SET TASK: Copy every line of the data that contains the string "this".

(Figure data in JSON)
===

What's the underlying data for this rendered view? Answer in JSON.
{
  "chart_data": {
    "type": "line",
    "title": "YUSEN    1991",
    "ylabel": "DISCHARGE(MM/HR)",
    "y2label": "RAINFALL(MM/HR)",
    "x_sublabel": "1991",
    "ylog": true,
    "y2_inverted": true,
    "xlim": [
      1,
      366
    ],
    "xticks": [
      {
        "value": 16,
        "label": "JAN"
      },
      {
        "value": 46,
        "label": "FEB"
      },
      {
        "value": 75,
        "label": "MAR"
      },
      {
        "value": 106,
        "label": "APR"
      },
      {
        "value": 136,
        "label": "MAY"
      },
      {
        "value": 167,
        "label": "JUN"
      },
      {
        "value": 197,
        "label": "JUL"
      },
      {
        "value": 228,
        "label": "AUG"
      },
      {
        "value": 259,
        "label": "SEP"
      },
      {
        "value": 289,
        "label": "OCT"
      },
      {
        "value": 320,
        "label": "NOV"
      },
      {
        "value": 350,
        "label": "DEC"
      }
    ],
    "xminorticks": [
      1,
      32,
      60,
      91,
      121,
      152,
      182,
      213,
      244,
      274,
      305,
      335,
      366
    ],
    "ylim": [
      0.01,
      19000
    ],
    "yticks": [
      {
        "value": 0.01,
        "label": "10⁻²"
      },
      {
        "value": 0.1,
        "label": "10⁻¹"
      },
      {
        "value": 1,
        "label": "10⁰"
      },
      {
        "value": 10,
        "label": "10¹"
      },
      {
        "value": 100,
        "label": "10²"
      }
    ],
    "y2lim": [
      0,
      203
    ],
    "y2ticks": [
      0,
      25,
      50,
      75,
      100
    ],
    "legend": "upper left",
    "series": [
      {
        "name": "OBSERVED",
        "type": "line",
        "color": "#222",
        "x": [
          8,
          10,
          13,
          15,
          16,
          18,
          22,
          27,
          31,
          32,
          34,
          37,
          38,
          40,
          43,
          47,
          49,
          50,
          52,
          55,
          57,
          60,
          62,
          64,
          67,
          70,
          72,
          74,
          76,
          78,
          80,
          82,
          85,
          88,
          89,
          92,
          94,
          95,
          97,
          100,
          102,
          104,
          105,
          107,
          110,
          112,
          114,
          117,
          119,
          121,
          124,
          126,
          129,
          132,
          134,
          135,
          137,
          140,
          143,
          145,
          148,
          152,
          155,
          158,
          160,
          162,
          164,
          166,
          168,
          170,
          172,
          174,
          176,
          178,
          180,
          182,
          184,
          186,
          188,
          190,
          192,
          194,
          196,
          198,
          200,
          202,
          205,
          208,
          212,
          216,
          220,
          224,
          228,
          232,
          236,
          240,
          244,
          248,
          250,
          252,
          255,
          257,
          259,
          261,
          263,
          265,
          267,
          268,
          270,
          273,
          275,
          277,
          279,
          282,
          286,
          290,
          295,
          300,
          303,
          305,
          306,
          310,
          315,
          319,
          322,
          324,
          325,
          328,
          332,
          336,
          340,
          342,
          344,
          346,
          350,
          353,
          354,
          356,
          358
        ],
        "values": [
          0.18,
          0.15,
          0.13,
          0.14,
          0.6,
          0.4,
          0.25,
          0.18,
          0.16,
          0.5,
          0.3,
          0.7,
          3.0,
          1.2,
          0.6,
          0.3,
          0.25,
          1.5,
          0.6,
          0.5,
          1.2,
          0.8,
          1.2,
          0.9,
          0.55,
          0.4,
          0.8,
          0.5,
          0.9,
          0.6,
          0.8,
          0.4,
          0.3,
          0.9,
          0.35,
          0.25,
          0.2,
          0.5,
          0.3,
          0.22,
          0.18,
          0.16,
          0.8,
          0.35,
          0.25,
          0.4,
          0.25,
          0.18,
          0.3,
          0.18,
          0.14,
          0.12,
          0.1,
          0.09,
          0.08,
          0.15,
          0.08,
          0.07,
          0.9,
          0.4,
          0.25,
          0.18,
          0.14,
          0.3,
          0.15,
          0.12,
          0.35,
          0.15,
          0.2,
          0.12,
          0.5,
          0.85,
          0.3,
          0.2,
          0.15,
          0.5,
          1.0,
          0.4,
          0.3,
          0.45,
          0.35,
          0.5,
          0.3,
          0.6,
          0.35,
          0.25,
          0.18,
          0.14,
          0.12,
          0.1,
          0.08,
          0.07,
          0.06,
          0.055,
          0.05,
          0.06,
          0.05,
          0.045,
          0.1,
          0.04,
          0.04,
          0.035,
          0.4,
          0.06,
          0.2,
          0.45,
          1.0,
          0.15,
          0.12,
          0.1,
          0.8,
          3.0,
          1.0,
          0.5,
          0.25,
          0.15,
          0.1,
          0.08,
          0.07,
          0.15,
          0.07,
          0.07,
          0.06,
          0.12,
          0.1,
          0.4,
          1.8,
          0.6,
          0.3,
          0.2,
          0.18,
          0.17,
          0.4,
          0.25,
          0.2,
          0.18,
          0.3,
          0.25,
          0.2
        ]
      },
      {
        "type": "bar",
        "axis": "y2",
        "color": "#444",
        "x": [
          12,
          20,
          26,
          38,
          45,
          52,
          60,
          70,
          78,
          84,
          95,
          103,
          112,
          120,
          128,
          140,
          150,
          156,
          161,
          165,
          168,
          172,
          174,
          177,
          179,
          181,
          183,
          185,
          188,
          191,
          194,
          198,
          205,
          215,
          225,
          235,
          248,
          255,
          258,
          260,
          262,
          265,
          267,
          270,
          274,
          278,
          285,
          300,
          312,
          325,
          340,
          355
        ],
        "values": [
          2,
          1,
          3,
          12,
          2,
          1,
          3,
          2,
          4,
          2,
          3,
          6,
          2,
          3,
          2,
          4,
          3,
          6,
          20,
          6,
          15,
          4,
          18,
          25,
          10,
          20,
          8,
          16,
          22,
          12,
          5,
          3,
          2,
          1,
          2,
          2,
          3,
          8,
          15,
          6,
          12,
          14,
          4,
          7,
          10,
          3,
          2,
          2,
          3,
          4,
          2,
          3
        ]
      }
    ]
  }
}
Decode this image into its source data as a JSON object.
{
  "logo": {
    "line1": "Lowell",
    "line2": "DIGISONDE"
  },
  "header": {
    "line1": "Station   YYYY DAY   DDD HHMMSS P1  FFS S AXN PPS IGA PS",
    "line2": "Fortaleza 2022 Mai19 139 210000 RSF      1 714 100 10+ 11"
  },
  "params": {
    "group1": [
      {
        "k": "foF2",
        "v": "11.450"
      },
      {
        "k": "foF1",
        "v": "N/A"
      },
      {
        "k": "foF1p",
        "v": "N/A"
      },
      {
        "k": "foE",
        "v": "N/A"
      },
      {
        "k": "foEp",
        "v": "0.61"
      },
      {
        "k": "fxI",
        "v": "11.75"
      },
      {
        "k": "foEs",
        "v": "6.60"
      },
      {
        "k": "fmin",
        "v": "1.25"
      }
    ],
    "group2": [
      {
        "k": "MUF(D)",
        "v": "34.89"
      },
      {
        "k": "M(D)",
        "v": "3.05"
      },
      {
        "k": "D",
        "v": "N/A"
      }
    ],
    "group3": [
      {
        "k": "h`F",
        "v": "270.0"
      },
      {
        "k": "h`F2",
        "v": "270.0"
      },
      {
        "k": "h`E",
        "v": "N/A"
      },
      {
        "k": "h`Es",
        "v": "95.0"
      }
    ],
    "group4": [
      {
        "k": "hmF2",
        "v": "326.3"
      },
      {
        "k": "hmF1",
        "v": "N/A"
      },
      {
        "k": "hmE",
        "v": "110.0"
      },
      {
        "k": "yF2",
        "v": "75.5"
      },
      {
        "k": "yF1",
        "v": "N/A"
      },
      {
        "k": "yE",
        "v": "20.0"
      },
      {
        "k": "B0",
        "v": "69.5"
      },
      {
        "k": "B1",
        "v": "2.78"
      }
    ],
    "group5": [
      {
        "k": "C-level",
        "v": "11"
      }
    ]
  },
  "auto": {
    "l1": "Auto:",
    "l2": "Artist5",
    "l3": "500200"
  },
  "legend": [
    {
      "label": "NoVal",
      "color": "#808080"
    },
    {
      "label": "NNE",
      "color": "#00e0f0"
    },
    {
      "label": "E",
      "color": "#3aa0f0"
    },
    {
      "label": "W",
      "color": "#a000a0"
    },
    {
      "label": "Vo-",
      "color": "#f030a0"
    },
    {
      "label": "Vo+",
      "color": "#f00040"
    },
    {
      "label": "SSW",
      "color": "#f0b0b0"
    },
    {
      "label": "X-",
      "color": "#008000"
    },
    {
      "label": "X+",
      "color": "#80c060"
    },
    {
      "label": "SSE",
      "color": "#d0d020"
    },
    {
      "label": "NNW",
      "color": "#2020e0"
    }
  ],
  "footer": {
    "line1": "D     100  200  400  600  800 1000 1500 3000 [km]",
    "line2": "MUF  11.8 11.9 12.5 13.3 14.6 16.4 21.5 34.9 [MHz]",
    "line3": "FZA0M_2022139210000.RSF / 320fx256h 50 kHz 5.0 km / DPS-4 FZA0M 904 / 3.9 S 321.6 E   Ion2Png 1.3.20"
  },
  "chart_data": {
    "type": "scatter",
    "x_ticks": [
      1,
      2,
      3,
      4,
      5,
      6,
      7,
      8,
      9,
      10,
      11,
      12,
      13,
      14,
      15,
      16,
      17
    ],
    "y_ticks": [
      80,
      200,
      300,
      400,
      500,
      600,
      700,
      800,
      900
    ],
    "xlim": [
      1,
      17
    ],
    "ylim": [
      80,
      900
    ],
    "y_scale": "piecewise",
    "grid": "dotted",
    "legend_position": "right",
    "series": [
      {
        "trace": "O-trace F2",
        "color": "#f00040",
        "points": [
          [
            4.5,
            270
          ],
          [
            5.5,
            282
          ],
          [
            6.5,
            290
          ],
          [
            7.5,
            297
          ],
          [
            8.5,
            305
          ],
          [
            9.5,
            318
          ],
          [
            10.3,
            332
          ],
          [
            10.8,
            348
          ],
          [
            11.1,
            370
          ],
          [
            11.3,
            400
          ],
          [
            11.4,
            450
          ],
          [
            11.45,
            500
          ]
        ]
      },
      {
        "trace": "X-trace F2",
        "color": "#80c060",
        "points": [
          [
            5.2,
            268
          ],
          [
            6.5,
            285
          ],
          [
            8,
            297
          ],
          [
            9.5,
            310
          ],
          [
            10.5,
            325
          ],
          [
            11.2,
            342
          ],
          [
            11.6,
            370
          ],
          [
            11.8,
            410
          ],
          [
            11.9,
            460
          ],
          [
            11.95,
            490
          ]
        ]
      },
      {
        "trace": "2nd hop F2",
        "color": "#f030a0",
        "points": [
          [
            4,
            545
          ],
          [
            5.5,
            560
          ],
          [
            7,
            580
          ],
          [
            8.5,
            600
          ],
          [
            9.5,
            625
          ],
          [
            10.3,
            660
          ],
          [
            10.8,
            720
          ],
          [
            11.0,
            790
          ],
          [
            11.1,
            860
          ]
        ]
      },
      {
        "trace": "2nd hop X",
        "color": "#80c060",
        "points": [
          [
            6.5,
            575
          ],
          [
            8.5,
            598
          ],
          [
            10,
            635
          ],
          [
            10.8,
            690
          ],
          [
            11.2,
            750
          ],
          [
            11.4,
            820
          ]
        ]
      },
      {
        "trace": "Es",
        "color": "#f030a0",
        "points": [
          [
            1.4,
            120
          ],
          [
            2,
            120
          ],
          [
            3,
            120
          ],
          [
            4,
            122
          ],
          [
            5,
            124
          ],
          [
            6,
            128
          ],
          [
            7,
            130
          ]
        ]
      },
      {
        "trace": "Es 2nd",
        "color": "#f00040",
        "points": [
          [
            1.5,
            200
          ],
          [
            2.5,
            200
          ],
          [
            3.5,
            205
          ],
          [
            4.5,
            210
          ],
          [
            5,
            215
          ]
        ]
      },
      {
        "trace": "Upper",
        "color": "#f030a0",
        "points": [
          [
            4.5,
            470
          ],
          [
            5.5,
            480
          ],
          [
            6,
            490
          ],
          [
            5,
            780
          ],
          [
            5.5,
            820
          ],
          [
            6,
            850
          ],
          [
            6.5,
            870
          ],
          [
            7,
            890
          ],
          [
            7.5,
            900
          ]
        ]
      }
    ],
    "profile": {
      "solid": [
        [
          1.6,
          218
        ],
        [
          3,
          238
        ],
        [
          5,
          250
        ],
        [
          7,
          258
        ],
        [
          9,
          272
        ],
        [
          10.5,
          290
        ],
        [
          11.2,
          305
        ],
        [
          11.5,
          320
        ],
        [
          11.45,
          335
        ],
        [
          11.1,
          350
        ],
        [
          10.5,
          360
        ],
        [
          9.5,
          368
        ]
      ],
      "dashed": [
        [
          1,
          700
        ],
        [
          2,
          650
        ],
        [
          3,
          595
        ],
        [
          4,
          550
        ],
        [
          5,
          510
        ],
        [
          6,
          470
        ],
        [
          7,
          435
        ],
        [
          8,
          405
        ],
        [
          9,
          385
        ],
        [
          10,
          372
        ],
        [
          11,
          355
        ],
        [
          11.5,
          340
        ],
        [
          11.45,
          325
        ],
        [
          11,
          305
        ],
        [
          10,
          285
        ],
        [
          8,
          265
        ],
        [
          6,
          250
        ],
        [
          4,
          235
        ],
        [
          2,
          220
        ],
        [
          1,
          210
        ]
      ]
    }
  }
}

===

COMPLETE RESPONSE:
What's the underlying data for this rendered view? Answer in JSON.
Decode this image into its source data as a JSON object.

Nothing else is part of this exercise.